GOAL: Starting with the line that contains "Read out every word on this page.", reproduce each line through the end of the entries exactly as written.

RAW DATA:

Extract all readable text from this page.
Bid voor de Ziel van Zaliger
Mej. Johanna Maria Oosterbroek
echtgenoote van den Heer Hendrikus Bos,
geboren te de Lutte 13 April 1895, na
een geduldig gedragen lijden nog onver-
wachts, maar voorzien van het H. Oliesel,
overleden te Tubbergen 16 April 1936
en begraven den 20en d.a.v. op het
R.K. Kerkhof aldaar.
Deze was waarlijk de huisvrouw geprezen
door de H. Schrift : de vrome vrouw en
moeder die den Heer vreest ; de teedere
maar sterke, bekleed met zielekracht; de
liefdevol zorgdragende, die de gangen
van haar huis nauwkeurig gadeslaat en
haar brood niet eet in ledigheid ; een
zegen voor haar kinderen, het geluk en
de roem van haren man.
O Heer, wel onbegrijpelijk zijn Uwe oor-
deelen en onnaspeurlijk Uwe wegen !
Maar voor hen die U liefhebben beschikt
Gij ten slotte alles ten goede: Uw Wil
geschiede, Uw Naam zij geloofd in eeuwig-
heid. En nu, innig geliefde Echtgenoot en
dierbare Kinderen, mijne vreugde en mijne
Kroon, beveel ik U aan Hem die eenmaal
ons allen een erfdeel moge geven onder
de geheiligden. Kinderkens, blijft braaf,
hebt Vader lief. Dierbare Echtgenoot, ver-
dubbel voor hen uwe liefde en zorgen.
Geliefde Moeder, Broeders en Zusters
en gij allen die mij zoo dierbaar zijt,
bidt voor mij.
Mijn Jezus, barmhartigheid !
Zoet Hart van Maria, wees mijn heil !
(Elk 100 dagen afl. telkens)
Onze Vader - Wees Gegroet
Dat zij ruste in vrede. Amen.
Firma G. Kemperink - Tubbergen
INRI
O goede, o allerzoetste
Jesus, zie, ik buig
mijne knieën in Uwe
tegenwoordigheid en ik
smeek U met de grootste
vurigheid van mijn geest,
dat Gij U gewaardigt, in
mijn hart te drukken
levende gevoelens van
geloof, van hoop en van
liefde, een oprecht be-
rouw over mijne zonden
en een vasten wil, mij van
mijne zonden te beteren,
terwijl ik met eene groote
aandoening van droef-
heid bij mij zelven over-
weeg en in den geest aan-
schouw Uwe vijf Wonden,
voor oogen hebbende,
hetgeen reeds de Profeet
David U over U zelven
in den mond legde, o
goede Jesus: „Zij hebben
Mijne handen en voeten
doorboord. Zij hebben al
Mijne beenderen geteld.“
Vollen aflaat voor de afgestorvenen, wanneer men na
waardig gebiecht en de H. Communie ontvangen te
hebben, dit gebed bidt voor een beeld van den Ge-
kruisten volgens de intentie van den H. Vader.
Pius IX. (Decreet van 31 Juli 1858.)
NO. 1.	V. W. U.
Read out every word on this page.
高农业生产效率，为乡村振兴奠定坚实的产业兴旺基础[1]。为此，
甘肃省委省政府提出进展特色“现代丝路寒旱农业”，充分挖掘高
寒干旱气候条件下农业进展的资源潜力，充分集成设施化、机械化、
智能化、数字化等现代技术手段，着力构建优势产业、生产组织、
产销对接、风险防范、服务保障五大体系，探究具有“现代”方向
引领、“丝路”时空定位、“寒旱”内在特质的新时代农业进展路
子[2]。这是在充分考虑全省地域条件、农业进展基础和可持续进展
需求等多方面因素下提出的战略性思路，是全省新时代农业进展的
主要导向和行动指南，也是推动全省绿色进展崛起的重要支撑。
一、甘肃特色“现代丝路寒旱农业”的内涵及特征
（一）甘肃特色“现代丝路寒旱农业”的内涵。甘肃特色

OUTPUT:
Read out every word on this page.
高农业生产效率，为乡村振兴奠定坚实的产业兴旺基础[1]。为此，
甘肃省委省政府提出进展特色“现代丝路寒旱农业”，充分挖掘高
寒干旱气候条件下农业进展的资源潜力，充分集成设施化、机械化、
智能化、数字化等现代技术手段，着力构建优势产业、生产组织、
产销对接、风险防范、服务保障五大体系，探究具有“现代”方向
引领、“丝路”时空定位、“寒旱”内在特质的新时代农业进展路
子[2]。这是在充分考虑全省地域条件、农业进展基础和可持续进展
需求等多方面因素下提出的战略性思路，是全省新时代农业进展的
主要导向和行动指南，也是推动全省绿色进展崛起的重要支撑。
一、甘肃特色“现代丝路寒旱农业”的内涵及特征
（一）甘肃特色“现代丝路寒旱农业”的内涵。甘肃特色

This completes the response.